■ REQUIREMENTS: Reproduce the records below in full and exactly, without their images.

[Stored dataset items]
>>

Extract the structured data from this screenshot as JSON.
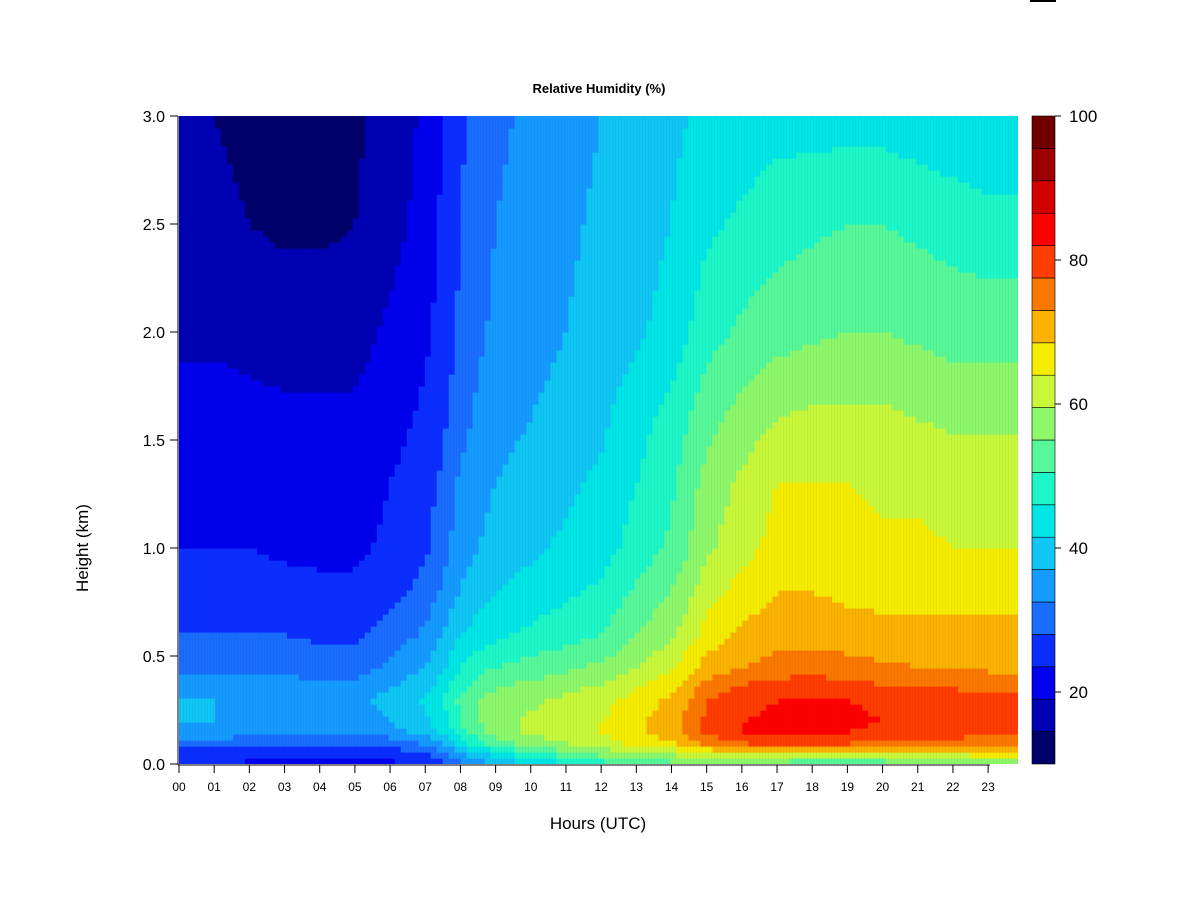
{
  "chart_data": {
    "type": "heatmap",
    "title": "Relative Humidity (%)",
    "xlabel": "Hours (UTC)",
    "ylabel": "Height (km)",
    "x_ticks": [
      "00",
      "01",
      "02",
      "03",
      "04",
      "05",
      "06",
      "07",
      "08",
      "09",
      "10",
      "11",
      "12",
      "13",
      "14",
      "15",
      "16",
      "17",
      "18",
      "19",
      "20",
      "21",
      "22",
      "23"
    ],
    "y_ticks": [
      "0.0",
      "0.5",
      "1.0",
      "1.5",
      "2.0",
      "2.5",
      "3.0"
    ],
    "xlim": [
      0,
      23.85
    ],
    "ylim": [
      0,
      3.0
    ],
    "colorbar": {
      "range": [
        10,
        100
      ],
      "step": 5,
      "tick_values": [
        20,
        40,
        60,
        80,
        100
      ],
      "tick_labels": [
        "20",
        "40",
        "60",
        "80",
        "100"
      ],
      "colors": [
        "#00006a",
        "#0000b4",
        "#0000ee",
        "#0b2eff",
        "#1a6eff",
        "#159bff",
        "#10c6f5",
        "#00e5e6",
        "#1df7c8",
        "#56f89a",
        "#8ef86b",
        "#c9f83a",
        "#f5ec00",
        "#fab300",
        "#fb7800",
        "#ff3d00",
        "#ff0000",
        "#d30000",
        "#9c0000",
        "#700000"
      ]
    },
    "height_levels_km": [
      0.0,
      0.05,
      0.1,
      0.15,
      0.2,
      0.3,
      0.35,
      0.45,
      0.6,
      0.8,
      1.0,
      1.3,
      1.6,
      2.0,
      2.5,
      3.0
    ],
    "time_hours_utc": [
      0,
      1,
      2,
      3,
      4,
      5,
      6,
      7,
      7.5,
      8,
      8.5,
      9,
      10,
      11,
      12,
      13,
      14,
      14.5,
      15,
      16,
      17,
      18,
      19,
      20,
      21,
      22,
      23,
      23.85
    ],
    "values_percent": [
      [
        25,
        25,
        24,
        24,
        23,
        23,
        24,
        26,
        29,
        33,
        36,
        40,
        44,
        48,
        52,
        55,
        58,
        60,
        60,
        58,
        56,
        55,
        55,
        56,
        57,
        58,
        62,
        62
      ],
      [
        28,
        28,
        27,
        27,
        26,
        26,
        27,
        30,
        34,
        40,
        44,
        48,
        54,
        58,
        62,
        64,
        66,
        68,
        70,
        72,
        72,
        70,
        70,
        70,
        70,
        72,
        72,
        72
      ],
      [
        33,
        33,
        32,
        32,
        31,
        31,
        32,
        36,
        40,
        48,
        53,
        58,
        62,
        65,
        68,
        72,
        75,
        78,
        82,
        85,
        88,
        88,
        86,
        85,
        85,
        84,
        82,
        82
      ],
      [
        38,
        38,
        37,
        37,
        36,
        36,
        38,
        42,
        46,
        53,
        58,
        62,
        66,
        68,
        70,
        74,
        78,
        82,
        86,
        90,
        91,
        92,
        90,
        89,
        88,
        87,
        85,
        85
      ],
      [
        40,
        40,
        39,
        39,
        38,
        38,
        40,
        44,
        48,
        56,
        60,
        63,
        66,
        68,
        70,
        74,
        78,
        82,
        86,
        90,
        91,
        92,
        91,
        90,
        89,
        88,
        86,
        86
      ],
      [
        40,
        40,
        39,
        39,
        38,
        38,
        42,
        46,
        50,
        56,
        60,
        62,
        64,
        66,
        68,
        72,
        76,
        80,
        85,
        88,
        90,
        90,
        90,
        89,
        88,
        87,
        86,
        86
      ],
      [
        37,
        37,
        37,
        37,
        36,
        36,
        40,
        44,
        48,
        54,
        58,
        60,
        62,
        64,
        66,
        70,
        74,
        78,
        82,
        86,
        88,
        88,
        87,
        86,
        85,
        85,
        84,
        84
      ],
      [
        34,
        34,
        34,
        34,
        33,
        33,
        36,
        40,
        44,
        50,
        53,
        55,
        57,
        59,
        61,
        65,
        69,
        73,
        77,
        80,
        82,
        83,
        82,
        81,
        80,
        80,
        79,
        79
      ],
      [
        30,
        30,
        30,
        30,
        29,
        29,
        32,
        36,
        40,
        45,
        47,
        49,
        51,
        53,
        55,
        60,
        64,
        68,
        72,
        76,
        78,
        78,
        77,
        76,
        76,
        76,
        76,
        76
      ],
      [
        27,
        27,
        27,
        27,
        26,
        26,
        28,
        32,
        36,
        40,
        43,
        45,
        47,
        49,
        51,
        56,
        60,
        64,
        68,
        72,
        75,
        75,
        74,
        74,
        74,
        74,
        74,
        74
      ],
      [
        25,
        25,
        25,
        24,
        24,
        24,
        26,
        29,
        33,
        38,
        40,
        42,
        44,
        46,
        48,
        52,
        56,
        60,
        64,
        68,
        72,
        72,
        72,
        71,
        71,
        70,
        70,
        70
      ],
      [
        24,
        24,
        24,
        23,
        23,
        23,
        25,
        28,
        31,
        36,
        38,
        40,
        42,
        44,
        46,
        50,
        54,
        58,
        62,
        66,
        70,
        70,
        70,
        69,
        69,
        68,
        68,
        68
      ],
      [
        22,
        22,
        21,
        21,
        21,
        21,
        23,
        26,
        29,
        33,
        36,
        38,
        40,
        42,
        44,
        48,
        52,
        55,
        58,
        62,
        65,
        66,
        66,
        66,
        65,
        64,
        64,
        64
      ],
      [
        19,
        19,
        19,
        18,
        18,
        18,
        21,
        24,
        27,
        31,
        34,
        36,
        38,
        40,
        42,
        44,
        47,
        50,
        53,
        56,
        58,
        59,
        60,
        60,
        59,
        58,
        58,
        58
      ],
      [
        16,
        16,
        15,
        14,
        14,
        15,
        18,
        22,
        26,
        30,
        33,
        35,
        37,
        39,
        41,
        43,
        45,
        47,
        49,
        51,
        53,
        54,
        55,
        55,
        54,
        53,
        52,
        52
      ],
      [
        15,
        15,
        14,
        13,
        13,
        14,
        17,
        21,
        25,
        29,
        32,
        34,
        36,
        38,
        40,
        42,
        44,
        45,
        46,
        47,
        48,
        48,
        48,
        48,
        47,
        46,
        45,
        45
      ]
    ]
  }
}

<<

■ CORRECT RESULT:
Extract the structured data from this screenshot as JSON.
{
  "chart_data": {
    "type": "heatmap",
    "title": "Relative Humidity (%)",
    "xlabel": "Hours (UTC)",
    "ylabel": "Height (km)",
    "x_ticks": [
      "00",
      "01",
      "02",
      "03",
      "04",
      "05",
      "06",
      "07",
      "08",
      "09",
      "10",
      "11",
      "12",
      "13",
      "14",
      "15",
      "16",
      "17",
      "18",
      "19",
      "20",
      "21",
      "22",
      "23"
    ],
    "y_ticks": [
      "0.0",
      "0.5",
      "1.0",
      "1.5",
      "2.0",
      "2.5",
      "3.0"
    ],
    "xlim": [
      0,
      23.85
    ],
    "ylim": [
      0,
      3.0
    ],
    "colorbar": {
      "range": [
        10,
        100
      ],
      "step": 5,
      "tick_values": [
        20,
        40,
        60,
        80,
        100
      ],
      "tick_labels": [
        "20",
        "40",
        "60",
        "80",
        "100"
      ],
      "colors": [
        "#00006a",
        "#0000b4",
        "#0000ee",
        "#0b2eff",
        "#1a6eff",
        "#159bff",
        "#10c6f5",
        "#00e5e6",
        "#1df7c8",
        "#56f89a",
        "#8ef86b",
        "#c9f83a",
        "#f5ec00",
        "#fab300",
        "#fb7800",
        "#ff3d00",
        "#ff0000",
        "#d30000",
        "#9c0000",
        "#700000"
      ]
    },
    "height_levels_km": [
      0.0,
      0.05,
      0.1,
      0.15,
      0.2,
      0.3,
      0.35,
      0.45,
      0.6,
      0.8,
      1.0,
      1.3,
      1.6,
      2.0,
      2.5,
      3.0
    ],
    "time_hours_utc": [
      0,
      1,
      2,
      3,
      4,
      5,
      6,
      7,
      7.5,
      8,
      8.5,
      9,
      10,
      11,
      12,
      13,
      14,
      14.5,
      15,
      16,
      17,
      18,
      19,
      20,
      21,
      22,
      23,
      23.85
    ],
    "values_percent": [
      [
        25,
        25,
        24,
        24,
        23,
        23,
        24,
        26,
        29,
        33,
        36,
        40,
        44,
        48,
        52,
        55,
        58,
        60,
        60,
        58,
        56,
        55,
        55,
        56,
        57,
        58,
        62,
        62
      ],
      [
        28,
        28,
        27,
        27,
        26,
        26,
        27,
        30,
        34,
        40,
        44,
        48,
        54,
        58,
        62,
        64,
        66,
        68,
        70,
        72,
        72,
        70,
        70,
        70,
        70,
        72,
        72,
        72
      ],
      [
        33,
        33,
        32,
        32,
        31,
        31,
        32,
        36,
        40,
        48,
        53,
        58,
        62,
        65,
        68,
        72,
        75,
        78,
        82,
        85,
        88,
        88,
        86,
        85,
        85,
        84,
        82,
        82
      ],
      [
        38,
        38,
        37,
        37,
        36,
        36,
        38,
        42,
        46,
        53,
        58,
        62,
        66,
        68,
        70,
        74,
        78,
        82,
        86,
        90,
        91,
        92,
        90,
        89,
        88,
        87,
        85,
        85
      ],
      [
        40,
        40,
        39,
        39,
        38,
        38,
        40,
        44,
        48,
        56,
        60,
        63,
        66,
        68,
        70,
        74,
        78,
        82,
        86,
        90,
        91,
        92,
        91,
        90,
        89,
        88,
        86,
        86
      ],
      [
        40,
        40,
        39,
        39,
        38,
        38,
        42,
        46,
        50,
        56,
        60,
        62,
        64,
        66,
        68,
        72,
        76,
        80,
        85,
        88,
        90,
        90,
        90,
        89,
        88,
        87,
        86,
        86
      ],
      [
        37,
        37,
        37,
        37,
        36,
        36,
        40,
        44,
        48,
        54,
        58,
        60,
        62,
        64,
        66,
        70,
        74,
        78,
        82,
        86,
        88,
        88,
        87,
        86,
        85,
        85,
        84,
        84
      ],
      [
        34,
        34,
        34,
        34,
        33,
        33,
        36,
        40,
        44,
        50,
        53,
        55,
        57,
        59,
        61,
        65,
        69,
        73,
        77,
        80,
        82,
        83,
        82,
        81,
        80,
        80,
        79,
        79
      ],
      [
        30,
        30,
        30,
        30,
        29,
        29,
        32,
        36,
        40,
        45,
        47,
        49,
        51,
        53,
        55,
        60,
        64,
        68,
        72,
        76,
        78,
        78,
        77,
        76,
        76,
        76,
        76,
        76
      ],
      [
        27,
        27,
        27,
        27,
        26,
        26,
        28,
        32,
        36,
        40,
        43,
        45,
        47,
        49,
        51,
        56,
        60,
        64,
        68,
        72,
        75,
        75,
        74,
        74,
        74,
        74,
        74,
        74
      ],
      [
        25,
        25,
        25,
        24,
        24,
        24,
        26,
        29,
        33,
        38,
        40,
        42,
        44,
        46,
        48,
        52,
        56,
        60,
        64,
        68,
        72,
        72,
        72,
        71,
        71,
        70,
        70,
        70
      ],
      [
        24,
        24,
        24,
        23,
        23,
        23,
        25,
        28,
        31,
        36,
        38,
        40,
        42,
        44,
        46,
        50,
        54,
        58,
        62,
        66,
        70,
        70,
        70,
        69,
        69,
        68,
        68,
        68
      ],
      [
        22,
        22,
        21,
        21,
        21,
        21,
        23,
        26,
        29,
        33,
        36,
        38,
        40,
        42,
        44,
        48,
        52,
        55,
        58,
        62,
        65,
        66,
        66,
        66,
        65,
        64,
        64,
        64
      ],
      [
        19,
        19,
        19,
        18,
        18,
        18,
        21,
        24,
        27,
        31,
        34,
        36,
        38,
        40,
        42,
        44,
        47,
        50,
        53,
        56,
        58,
        59,
        60,
        60,
        59,
        58,
        58,
        58
      ],
      [
        16,
        16,
        15,
        14,
        14,
        15,
        18,
        22,
        26,
        30,
        33,
        35,
        37,
        39,
        41,
        43,
        45,
        47,
        49,
        51,
        53,
        54,
        55,
        55,
        54,
        53,
        52,
        52
      ],
      [
        15,
        15,
        14,
        13,
        13,
        14,
        17,
        21,
        25,
        29,
        32,
        34,
        36,
        38,
        40,
        42,
        44,
        45,
        46,
        47,
        48,
        48,
        48,
        48,
        47,
        46,
        45,
        45
      ]
    ]
  }
}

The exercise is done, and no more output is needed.